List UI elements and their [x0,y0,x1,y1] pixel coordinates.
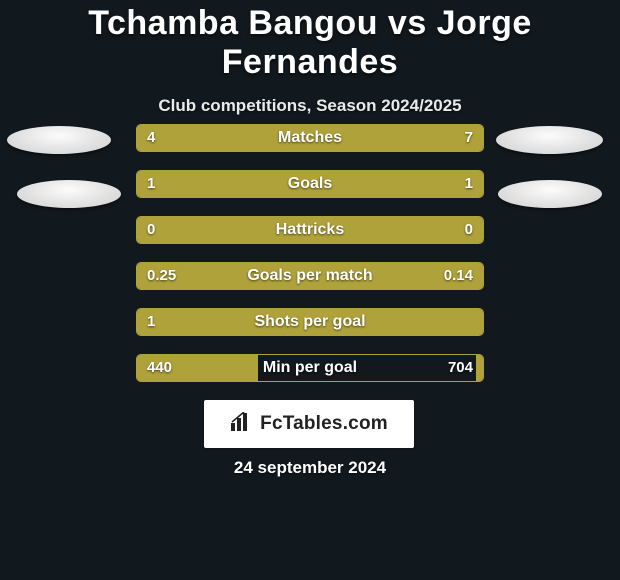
metric-value-left: 1 [147,309,155,335]
bar-track: Goals11 [136,170,484,198]
bar-track: Matches47 [136,124,484,152]
metric-value-left: 4 [147,125,155,151]
bar-track: Shots per goal1 [136,308,484,336]
page-title: Tchamba Bangou vs Jorge Fernandes [0,4,620,82]
metric-row: Min per goal440704 [0,354,620,400]
metric-row: Hattricks00 [0,216,620,262]
metric-value-left: 440 [147,355,172,381]
metric-value-right: 1 [465,171,473,197]
metric-value-left: 1 [147,171,155,197]
metric-row: Goals per match0.250.14 [0,262,620,308]
logo-text: FcTables.com [260,413,388,435]
date-text: 24 september 2024 [0,458,620,478]
metric-row: Goals11 [0,170,620,216]
metric-value-right: 7 [465,125,473,151]
metric-value-right: 0 [465,217,473,243]
metric-value-left: 0.25 [147,263,176,289]
page-subtitle: Club competitions, Season 2024/2025 [0,96,620,116]
bar-left-fill [137,171,310,197]
metric-row: Matches47 [0,124,620,170]
logo-badge: FcTables.com [204,400,414,448]
bar-track: Hattricks00 [136,216,484,244]
bar-left-fill [137,309,483,335]
bar-left-fill [137,217,483,243]
metric-value-left: 0 [147,217,155,243]
metric-value-right: 0.14 [444,263,473,289]
bar-track: Goals per match0.250.14 [136,262,484,290]
metric-row: Shots per goal1 [0,308,620,354]
comparison-infographic: Tchamba Bangou vs Jorge Fernandes Club c… [0,4,620,580]
bar-right-fill [310,171,483,197]
bar-track: Min per goal440704 [136,354,484,382]
bars-icon [230,412,254,437]
bar-left-fill [137,125,262,151]
metric-value-right: 704 [448,355,473,381]
bar-right-fill [476,355,483,381]
bar-right-fill [262,125,483,151]
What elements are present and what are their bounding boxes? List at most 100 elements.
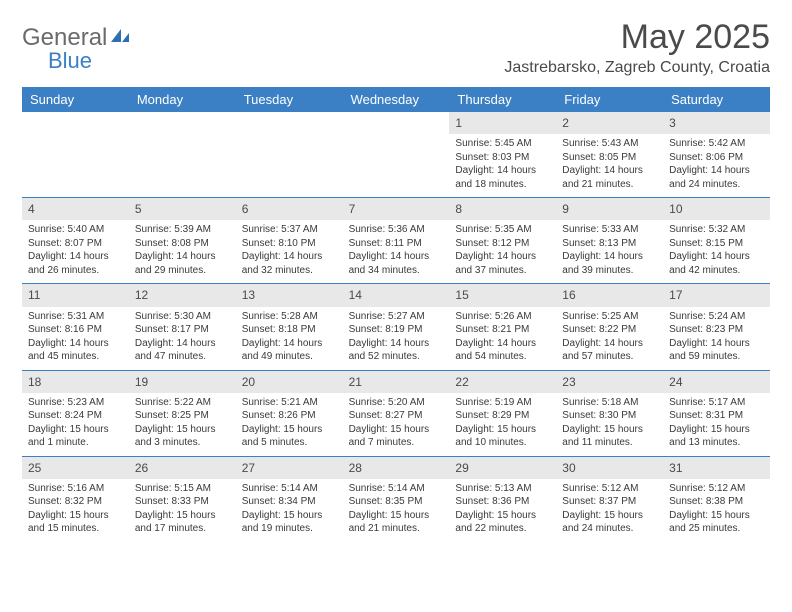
day-cell: 7Sunrise: 5:36 AMSunset: 8:11 PMDaylight… — [343, 198, 450, 283]
day-number: 24 — [663, 371, 770, 393]
sunrise-text: Sunrise: 5:12 AM — [562, 482, 657, 496]
sunrise-text: Sunrise: 5:16 AM — [28, 482, 123, 496]
sunset-text: Sunset: 8:11 PM — [349, 237, 444, 251]
day-header-cell: Thursday — [449, 87, 556, 112]
daylight-text: and 15 minutes. — [28, 522, 123, 536]
daylight-text: and 59 minutes. — [669, 350, 764, 364]
day-cell: 19Sunrise: 5:22 AMSunset: 8:25 PMDayligh… — [129, 371, 236, 456]
daylight-text: and 24 minutes. — [562, 522, 657, 536]
daylight-text: Daylight: 14 hours — [28, 250, 123, 264]
daylight-text: Daylight: 15 hours — [455, 423, 550, 437]
day-number: 2 — [556, 112, 663, 134]
sail-icon — [109, 24, 131, 52]
daylight-text: and 25 minutes. — [669, 522, 764, 536]
day-number: 22 — [449, 371, 556, 393]
sunset-text: Sunset: 8:33 PM — [135, 495, 230, 509]
sunrise-text: Sunrise: 5:35 AM — [455, 223, 550, 237]
sunrise-text: Sunrise: 5:32 AM — [669, 223, 764, 237]
day-cell: 3 Sunrise: 5:42 AMSunset: 8:06 PMDaylight… — [663, 112, 770, 197]
sunrise-text: Sunrise: 5:45 AM — [455, 137, 550, 151]
daylight-text: Daylight: 15 hours — [562, 423, 657, 437]
daylight-text: and 29 minutes. — [135, 264, 230, 278]
daylight-text: and 18 minutes. — [455, 178, 550, 192]
day-header-cell: Wednesday — [343, 87, 450, 112]
daylight-text: Daylight: 14 hours — [135, 250, 230, 264]
sunrise-text: Sunrise: 5:42 AM — [669, 137, 764, 151]
logo: GeneralBlue — [22, 18, 131, 74]
day-cell: 31Sunrise: 5:12 AMSunset: 8:38 PMDayligh… — [663, 457, 770, 542]
sunrise-text: Sunrise: 5:15 AM — [135, 482, 230, 496]
sunset-text: Sunset: 8:12 PM — [455, 237, 550, 251]
sunrise-text: Sunrise: 5:17 AM — [669, 396, 764, 410]
daylight-text: Daylight: 15 hours — [135, 509, 230, 523]
calendar: SundayMondayTuesdayWednesdayThursdayFrid… — [22, 87, 770, 542]
day-number: 10 — [663, 198, 770, 220]
day-cell: 21Sunrise: 5:20 AMSunset: 8:27 PMDayligh… — [343, 371, 450, 456]
day-number: 31 — [663, 457, 770, 479]
sunrise-text: Sunrise: 5:14 AM — [349, 482, 444, 496]
daylight-text: Daylight: 15 hours — [349, 423, 444, 437]
day-cell: 1Sunrise: 5:45 AMSunset: 8:03 PMDaylight… — [449, 112, 556, 197]
daylight-text: Daylight: 14 hours — [349, 250, 444, 264]
daylight-text: and 7 minutes. — [349, 436, 444, 450]
day-cell: 25Sunrise: 5:16 AMSunset: 8:32 PMDayligh… — [22, 457, 129, 542]
daylight-text: and 21 minutes. — [562, 178, 657, 192]
sunrise-text: Sunrise: 5:28 AM — [242, 310, 337, 324]
sunrise-text: Sunrise: 5:25 AM — [562, 310, 657, 324]
sunset-text: Sunset: 8:19 PM — [349, 323, 444, 337]
day-cell: 23Sunrise: 5:18 AMSunset: 8:30 PMDayligh… — [556, 371, 663, 456]
sunset-text: Sunset: 8:32 PM — [28, 495, 123, 509]
day-cell: 8Sunrise: 5:35 AMSunset: 8:12 PMDaylight… — [449, 198, 556, 283]
sunrise-text: Sunrise: 5:33 AM — [562, 223, 657, 237]
day-number: 12 — [129, 284, 236, 306]
sunset-text: Sunset: 8:13 PM — [562, 237, 657, 251]
sunset-text: Sunset: 8:27 PM — [349, 409, 444, 423]
day-number: 19 — [129, 371, 236, 393]
day-header-cell: Sunday — [22, 87, 129, 112]
header: GeneralBlue May 2025 Jastrebarsko, Zagre… — [22, 18, 770, 77]
daylight-text: and 1 minute. — [28, 436, 123, 450]
week-row: 25Sunrise: 5:16 AMSunset: 8:32 PMDayligh… — [22, 457, 770, 542]
daylight-text: Daylight: 14 hours — [562, 337, 657, 351]
sunrise-text: Sunrise: 5:27 AM — [349, 310, 444, 324]
week-row: 4Sunrise: 5:40 AMSunset: 8:07 PMDaylight… — [22, 198, 770, 284]
day-number: 29 — [449, 457, 556, 479]
day-number: 7 — [343, 198, 450, 220]
daylight-text: Daylight: 14 hours — [562, 164, 657, 178]
daylight-text: Daylight: 15 hours — [349, 509, 444, 523]
sunset-text: Sunset: 8:21 PM — [455, 323, 550, 337]
day-number: 18 — [22, 371, 129, 393]
location-label: Jastrebarsko, Zagreb County, Croatia — [504, 59, 770, 77]
title-block: May 2025 Jastrebarsko, Zagreb County, Cr… — [504, 18, 770, 77]
sunset-text: Sunset: 8:38 PM — [669, 495, 764, 509]
day-cell: 24Sunrise: 5:17 AMSunset: 8:31 PMDayligh… — [663, 371, 770, 456]
day-number: 27 — [236, 457, 343, 479]
daylight-text: and 54 minutes. — [455, 350, 550, 364]
day-cell: . — [236, 112, 343, 197]
sunrise-text: Sunrise: 5:12 AM — [669, 482, 764, 496]
daylight-text: and 10 minutes. — [455, 436, 550, 450]
sunset-text: Sunset: 8:24 PM — [28, 409, 123, 423]
daylight-text: and 49 minutes. — [242, 350, 337, 364]
sunrise-text: Sunrise: 5:13 AM — [455, 482, 550, 496]
daylight-text: Daylight: 14 hours — [242, 337, 337, 351]
day-cell: 27Sunrise: 5:14 AMSunset: 8:34 PMDayligh… — [236, 457, 343, 542]
sunrise-text: Sunrise: 5:30 AM — [135, 310, 230, 324]
daylight-text: Daylight: 14 hours — [349, 337, 444, 351]
sunset-text: Sunset: 8:06 PM — [669, 151, 764, 165]
day-number: 3 — [663, 112, 770, 134]
day-number: 9 — [556, 198, 663, 220]
daylight-text: and 11 minutes. — [562, 436, 657, 450]
daylight-text: Daylight: 14 hours — [669, 164, 764, 178]
day-number: 30 — [556, 457, 663, 479]
day-number: 16 — [556, 284, 663, 306]
daylight-text: Daylight: 14 hours — [669, 250, 764, 264]
daylight-text: and 32 minutes. — [242, 264, 337, 278]
sunrise-text: Sunrise: 5:20 AM — [349, 396, 444, 410]
daylight-text: and 19 minutes. — [242, 522, 337, 536]
day-cell: 4Sunrise: 5:40 AMSunset: 8:07 PMDaylight… — [22, 198, 129, 283]
day-number: 6 — [236, 198, 343, 220]
sunset-text: Sunset: 8:23 PM — [669, 323, 764, 337]
sunset-text: Sunset: 8:15 PM — [669, 237, 764, 251]
sunset-text: Sunset: 8:29 PM — [455, 409, 550, 423]
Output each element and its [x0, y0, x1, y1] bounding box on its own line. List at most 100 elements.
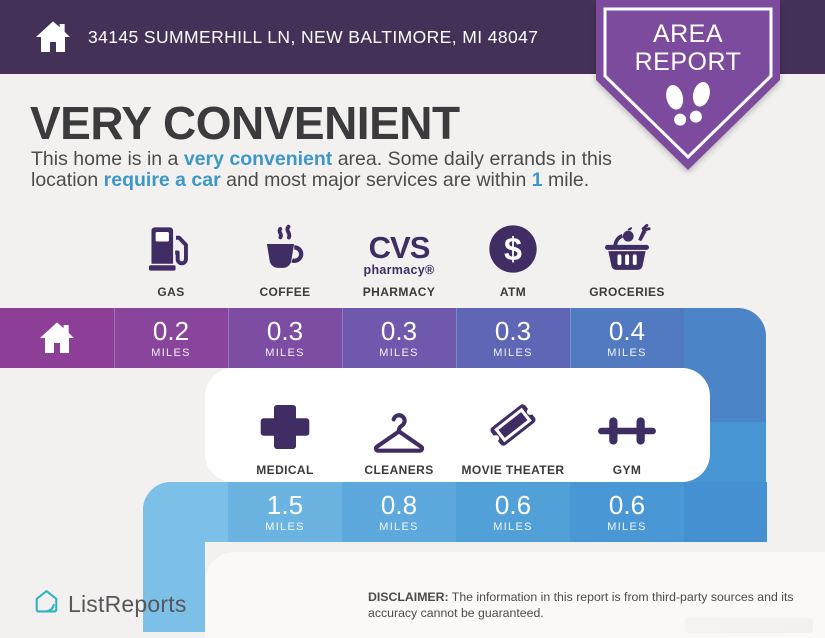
movie-theater-icon — [490, 404, 536, 446]
bar-segment: 0.8 MILES — [342, 482, 456, 542]
description-line1: This home is in a very convenient area. … — [31, 149, 612, 170]
bar2-end-segment — [684, 482, 767, 542]
cvs-wordmark: CVS — [368, 229, 431, 265]
service-label: MOVIE THEATER — [461, 463, 565, 477]
distance-unit: MILES — [493, 520, 533, 533]
home-icon — [40, 322, 74, 353]
highlight-text: require a car — [103, 168, 221, 191]
service-icon-wrap — [257, 214, 313, 276]
distance-bar-1: 0.2 MILES 0.3 MILES 0.3 MILES 0.3 MILES 0.4 MILES — [0, 308, 684, 368]
service-icon-wrap: $ — [486, 214, 540, 276]
service-icon-wrap — [370, 392, 428, 454]
service-movie-theater: MOVIE THEATER — [456, 392, 570, 477]
bar-segment: 0.3 MILES — [228, 308, 342, 368]
plain-text: This home is in a — [31, 148, 184, 170]
gas-icon — [148, 227, 188, 271]
medical-icon — [260, 404, 310, 450]
description-line2: location require a car and most major se… — [31, 168, 612, 191]
badge-shape — [596, 0, 780, 170]
bar-segment: 0.6 MILES — [570, 482, 684, 542]
distance-value: 1.5 — [266, 489, 304, 520]
distance-value: 0.4 — [608, 315, 646, 346]
disclaimer-text-line2: accuracy cannot be guaranteed. — [368, 605, 544, 620]
distance-unit: MILES — [379, 520, 419, 533]
footprints-icon — [666, 82, 710, 126]
property-address: 34145 SUMMERHILL LN, NEW BALTIMORE, MI 4… — [88, 26, 539, 47]
service-pharmacy: CVS pharmacy® PHARMACY — [342, 214, 456, 300]
distance-value: 0.3 — [380, 315, 418, 346]
distance-value: 0.6 — [494, 489, 532, 520]
distance-unit: MILES — [607, 520, 647, 533]
service-gym: GYM — [570, 392, 684, 477]
service-label: PHARMACY — [362, 285, 436, 299]
service-icon-wrap — [596, 392, 658, 454]
distance-unit: MILES — [379, 346, 419, 359]
footprints-icon — [660, 82, 716, 137]
home-icon — [36, 21, 70, 52]
service-label: CLEANERS — [364, 463, 434, 477]
plain-text: mile. — [542, 168, 590, 191]
description: This home is in a very convenient area. … — [31, 149, 612, 190]
badge-title-line2: REPORT — [634, 48, 742, 76]
badge-title: AREA REPORT — [596, 20, 780, 76]
svg-text:$: $ — [504, 231, 522, 267]
distance-value: 0.6 — [608, 489, 646, 520]
groceries-icon — [605, 223, 651, 270]
plain-text: and most major services are within — [220, 168, 532, 191]
service-label: GROCERIES — [589, 285, 665, 299]
service-label: ATM — [499, 285, 527, 299]
service-icon-wrap: CVS pharmacy® — [364, 214, 435, 276]
bar2-corner-segment — [143, 482, 228, 542]
bar-segment: 0.3 MILES — [342, 308, 456, 368]
bar-segment: 0.3 MILES — [456, 308, 570, 368]
service-atm: $ ATM — [456, 214, 570, 299]
service-label: COFFEE — [259, 285, 311, 299]
bar-segment: 0.4 MILES — [570, 308, 684, 368]
bar-segment: 0.6 MILES — [456, 482, 570, 542]
coffee-icon — [266, 224, 304, 268]
badge-title-line1: AREA — [652, 20, 724, 48]
cvs-pharmacy-logo: CVS pharmacy® — [364, 232, 435, 277]
service-label: GYM — [612, 463, 642, 477]
services-row-1: GAS COFFEE CVS pharmacy® PHARMACY $ ATM GROC… — [114, 214, 684, 299]
distance-unit: MILES — [151, 346, 191, 359]
service-medical: MEDICAL — [228, 392, 342, 477]
highlight-text: 1 — [531, 168, 543, 191]
plain-text: location — [31, 168, 104, 191]
highlight-text: very convenient — [183, 148, 333, 170]
cleaners-icon — [373, 413, 425, 453]
service-icon-wrap — [598, 214, 656, 276]
service-icon-wrap — [484, 392, 542, 454]
distance-value: 0.2 — [152, 315, 190, 346]
area-report-badge: AREA REPORT — [596, 0, 780, 172]
bar-segment: 1.5 MILES — [228, 482, 342, 542]
distance-bar-2: 1.5 MILES 0.8 MILES 0.6 MILES 0.6 MILES — [143, 482, 767, 542]
page-title: VERY CONVENIENT — [30, 97, 460, 149]
service-icon-wrap — [258, 392, 312, 454]
listreports-logo-icon — [33, 588, 60, 620]
distance-unit: MILES — [265, 346, 305, 359]
plain-text: area. Some daily errands in this — [332, 148, 612, 170]
disclaimer: DISCLAIMER: The information in this repo… — [368, 590, 808, 621]
bar-segment: 0.2 MILES — [114, 308, 228, 368]
disclaimer-label: DISCLAIMER: — [368, 590, 449, 604]
listreports-logo-icon — [35, 590, 58, 613]
distance-value: 0.8 — [380, 489, 418, 520]
listreports-logo: ListReports — [33, 588, 187, 620]
distance-unit: MILES — [493, 346, 533, 359]
home-icon — [33, 17, 73, 57]
disclaimer-text-line1: The information in this report is from t… — [448, 590, 794, 604]
service-icon-wrap — [144, 214, 198, 276]
service-coffee: COFFEE — [228, 214, 342, 299]
gym-icon — [598, 417, 656, 445]
brand-name: ListReports — [68, 590, 187, 617]
service-gas: GAS — [114, 214, 228, 299]
bar-home-segment — [0, 308, 114, 368]
distance-value: 0.3 — [266, 315, 304, 346]
atm-icon: $ — [489, 225, 537, 273]
service-cleaners: CLEANERS — [342, 392, 456, 477]
distance-unit: MILES — [265, 520, 305, 533]
watermark — [685, 618, 813, 633]
distance-value: 0.3 — [494, 315, 532, 346]
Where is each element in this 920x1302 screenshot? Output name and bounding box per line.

» Task to carry out
Reproduce the records starting with the line containing "metric-value-left: 1 [147,309,155,335]" and going on through the line containing "metric-value-left: 1 [147,171,155,197]", renaming "bar-track" to "bar-background" and leaving everything else unchanged.

» Answer to the problem
metric-value-left: 1 [147,309,155,335]
bar-background: Goals11 [136,170,484,198]
bar-background: Matches47 [136,124,484,152]
metric-value-left: 4 [147,125,155,151]
bar-background: Shots per goal1 [136,308,484,336]
page-title: Tchamba Bangou vs Jorge Fernandes [0,4,620,82]
metric-row: Min per goal440704 [0,354,620,400]
metric-row: Hattricks00 [0,216,620,262]
metric-value-left: 440 [147,355,172,381]
metric-value-right: 1 [465,171,473,197]
metric-value-left: 1 [147,171,155,197]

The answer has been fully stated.